**Work to be completed**
Copy out all of the material, matching it word for word.

* START Dataset content *

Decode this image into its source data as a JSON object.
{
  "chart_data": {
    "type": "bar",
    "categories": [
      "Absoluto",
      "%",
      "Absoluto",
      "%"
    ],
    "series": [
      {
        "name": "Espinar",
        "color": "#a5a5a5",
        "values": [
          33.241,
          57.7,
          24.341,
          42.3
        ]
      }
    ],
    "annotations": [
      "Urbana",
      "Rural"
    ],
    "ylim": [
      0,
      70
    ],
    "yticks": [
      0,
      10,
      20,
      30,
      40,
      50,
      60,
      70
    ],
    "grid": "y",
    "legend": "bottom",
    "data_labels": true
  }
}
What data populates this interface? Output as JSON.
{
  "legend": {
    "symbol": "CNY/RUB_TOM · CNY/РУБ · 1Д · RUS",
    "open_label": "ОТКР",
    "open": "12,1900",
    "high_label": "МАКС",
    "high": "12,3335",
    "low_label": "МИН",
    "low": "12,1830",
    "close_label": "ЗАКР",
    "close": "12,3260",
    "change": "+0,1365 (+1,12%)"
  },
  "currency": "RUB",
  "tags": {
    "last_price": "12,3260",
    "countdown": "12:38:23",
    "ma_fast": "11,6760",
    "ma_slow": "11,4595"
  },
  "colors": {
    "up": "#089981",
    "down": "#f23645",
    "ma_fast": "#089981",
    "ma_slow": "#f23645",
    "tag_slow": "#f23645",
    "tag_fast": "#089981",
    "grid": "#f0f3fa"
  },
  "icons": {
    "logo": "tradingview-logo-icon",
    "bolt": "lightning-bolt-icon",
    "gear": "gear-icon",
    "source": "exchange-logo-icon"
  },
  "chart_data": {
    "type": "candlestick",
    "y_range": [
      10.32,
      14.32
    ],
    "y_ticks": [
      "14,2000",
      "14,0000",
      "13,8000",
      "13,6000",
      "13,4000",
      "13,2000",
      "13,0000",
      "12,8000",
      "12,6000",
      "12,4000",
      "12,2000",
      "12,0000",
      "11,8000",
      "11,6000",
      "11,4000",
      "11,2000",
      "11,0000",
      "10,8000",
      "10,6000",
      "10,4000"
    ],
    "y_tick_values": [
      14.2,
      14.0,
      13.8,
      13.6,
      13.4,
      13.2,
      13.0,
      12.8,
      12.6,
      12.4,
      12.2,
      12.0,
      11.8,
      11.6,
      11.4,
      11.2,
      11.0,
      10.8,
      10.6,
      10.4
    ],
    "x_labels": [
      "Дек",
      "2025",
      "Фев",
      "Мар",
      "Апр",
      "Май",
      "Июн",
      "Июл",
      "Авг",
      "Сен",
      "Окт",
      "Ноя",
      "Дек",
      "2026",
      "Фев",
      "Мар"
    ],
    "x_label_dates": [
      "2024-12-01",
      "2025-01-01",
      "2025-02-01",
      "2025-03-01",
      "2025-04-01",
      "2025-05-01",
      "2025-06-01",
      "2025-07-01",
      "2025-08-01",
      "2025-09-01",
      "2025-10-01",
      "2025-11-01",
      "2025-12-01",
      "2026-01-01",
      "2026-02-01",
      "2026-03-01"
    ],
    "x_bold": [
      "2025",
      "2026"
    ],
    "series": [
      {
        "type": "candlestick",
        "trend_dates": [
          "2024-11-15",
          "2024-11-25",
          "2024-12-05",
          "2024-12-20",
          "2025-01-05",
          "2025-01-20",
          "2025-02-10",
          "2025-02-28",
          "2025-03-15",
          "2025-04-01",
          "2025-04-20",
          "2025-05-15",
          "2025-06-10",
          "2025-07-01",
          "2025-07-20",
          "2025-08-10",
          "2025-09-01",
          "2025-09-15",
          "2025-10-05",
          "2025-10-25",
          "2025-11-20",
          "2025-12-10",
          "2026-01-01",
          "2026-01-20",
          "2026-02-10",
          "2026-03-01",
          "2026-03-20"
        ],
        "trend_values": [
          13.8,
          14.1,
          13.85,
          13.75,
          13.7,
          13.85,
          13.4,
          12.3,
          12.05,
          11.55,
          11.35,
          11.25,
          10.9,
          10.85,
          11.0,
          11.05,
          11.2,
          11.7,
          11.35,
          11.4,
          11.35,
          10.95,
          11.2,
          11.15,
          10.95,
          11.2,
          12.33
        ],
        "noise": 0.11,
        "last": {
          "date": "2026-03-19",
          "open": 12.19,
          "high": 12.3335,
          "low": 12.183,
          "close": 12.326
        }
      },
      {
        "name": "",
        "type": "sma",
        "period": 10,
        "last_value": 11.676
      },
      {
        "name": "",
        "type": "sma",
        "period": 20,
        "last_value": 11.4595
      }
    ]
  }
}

* END Dataset content *

**Result for this exercise**
Decode this image into its source data as a JSON object.
{
  "chart_data": {
    "type": "bar",
    "categories": [
      "Absoluto",
      "%",
      "Absoluto",
      "%"
    ],
    "series": [
      {
        "name": "Espinar",
        "color": "#a5a5a5",
        "values": [
          33.241,
          57.7,
          24.341,
          42.3
        ]
      }
    ],
    "annotations": [
      "Urbana",
      "Rural"
    ],
    "ylim": [
      0,
      70
    ],
    "yticks": [
      0,
      10,
      20,
      30,
      40,
      50,
      60,
      70
    ],
    "grid": "y",
    "legend": "bottom",
    "data_labels": true
  }
}
What data populates this interface? Output as JSON.
{
  "legend": {
    "symbol": "CNY/RUB_TOM · CNY/РУБ · 1Д · RUS",
    "open_label": "ОТКР",
    "open": "12,1900",
    "high_label": "МАКС",
    "high": "12,3335",
    "low_label": "МИН",
    "low": "12,1830",
    "close_label": "ЗАКР",
    "close": "12,3260",
    "change": "+0,1365 (+1,12%)"
  },
  "currency": "RUB",
  "tags": {
    "last_price": "12,3260",
    "countdown": "12:38:23",
    "ma_fast": "11,6760",
    "ma_slow": "11,4595"
  },
  "colors": {
    "up": "#089981",
    "down": "#f23645",
    "ma_fast": "#089981",
    "ma_slow": "#f23645",
    "tag_slow": "#f23645",
    "tag_fast": "#089981",
    "grid": "#f0f3fa"
  },
  "icons": {
    "logo": "tradingview-logo-icon",
    "bolt": "lightning-bolt-icon",
    "gear": "gear-icon",
    "source": "exchange-logo-icon"
  },
  "chart_data": {
    "type": "candlestick",
    "y_range": [
      10.32,
      14.32
    ],
    "y_ticks": [
      "14,2000",
      "14,0000",
      "13,8000",
      "13,6000",
      "13,4000",
      "13,2000",
      "13,0000",
      "12,8000",
      "12,6000",
      "12,4000",
      "12,2000",
      "12,0000",
      "11,8000",
      "11,6000",
      "11,4000",
      "11,2000",
      "11,0000",
      "10,8000",
      "10,6000",
      "10,4000"
    ],
    "y_tick_values": [
      14.2,
      14.0,
      13.8,
      13.6,
      13.4,
      13.2,
      13.0,
      12.8,
      12.6,
      12.4,
      12.2,
      12.0,
      11.8,
      11.6,
      11.4,
      11.2,
      11.0,
      10.8,
      10.6,
      10.4
    ],
    "x_labels": [
      "Дек",
      "2025",
      "Фев",
      "Мар",
      "Апр",
      "Май",
      "Июн",
      "Июл",
      "Авг",
      "Сен",
      "Окт",
      "Ноя",
      "Дек",
      "2026",
      "Фев",
      "Мар"
    ],
    "x_label_dates": [
      "2024-12-01",
      "2025-01-01",
      "2025-02-01",
      "2025-03-01",
      "2025-04-01",
      "2025-05-01",
      "2025-06-01",
      "2025-07-01",
      "2025-08-01",
      "2025-09-01",
      "2025-10-01",
      "2025-11-01",
      "2025-12-01",
      "2026-01-01",
      "2026-02-01",
      "2026-03-01"
    ],
    "x_bold": [
      "2025",
      "2026"
    ],
    "series": [
      {
        "type": "candlestick",
        "trend_dates": [
          "2024-11-15",
          "2024-11-25",
          "2024-12-05",
          "2024-12-20",
          "2025-01-05",
          "2025-01-20",
          "2025-02-10",
          "2025-02-28",
          "2025-03-15",
          "2025-04-01",
          "2025-04-20",
          "2025-05-15",
          "2025-06-10",
          "2025-07-01",
          "2025-07-20",
          "2025-08-10",
          "2025-09-01",
          "2025-09-15",
          "2025-10-05",
          "2025-10-25",
          "2025-11-20",
          "2025-12-10",
          "2026-01-01",
          "2026-01-20",
          "2026-02-10",
          "2026-03-01",
          "2026-03-20"
        ],
        "trend_values": [
          13.8,
          14.1,
          13.85,
          13.75,
          13.7,
          13.85,
          13.4,
          12.3,
          12.05,
          11.55,
          11.35,
          11.25,
          10.9,
          10.85,
          11.0,
          11.05,
          11.2,
          11.7,
          11.35,
          11.4,
          11.35,
          10.95,
          11.2,
          11.15,
          10.95,
          11.2,
          12.33
        ],
        "noise": 0.11,
        "last": {
          "date": "2026-03-19",
          "open": 12.19,
          "high": 12.3335,
          "low": 12.183,
          "close": 12.326
        }
      },
      {
        "name": "",
        "type": "sma",
        "period": 10,
        "last_value": 11.676
      },
      {
        "name": "",
        "type": "sma",
        "period": 20,
        "last_value": 11.4595
      }
    ]
  }
}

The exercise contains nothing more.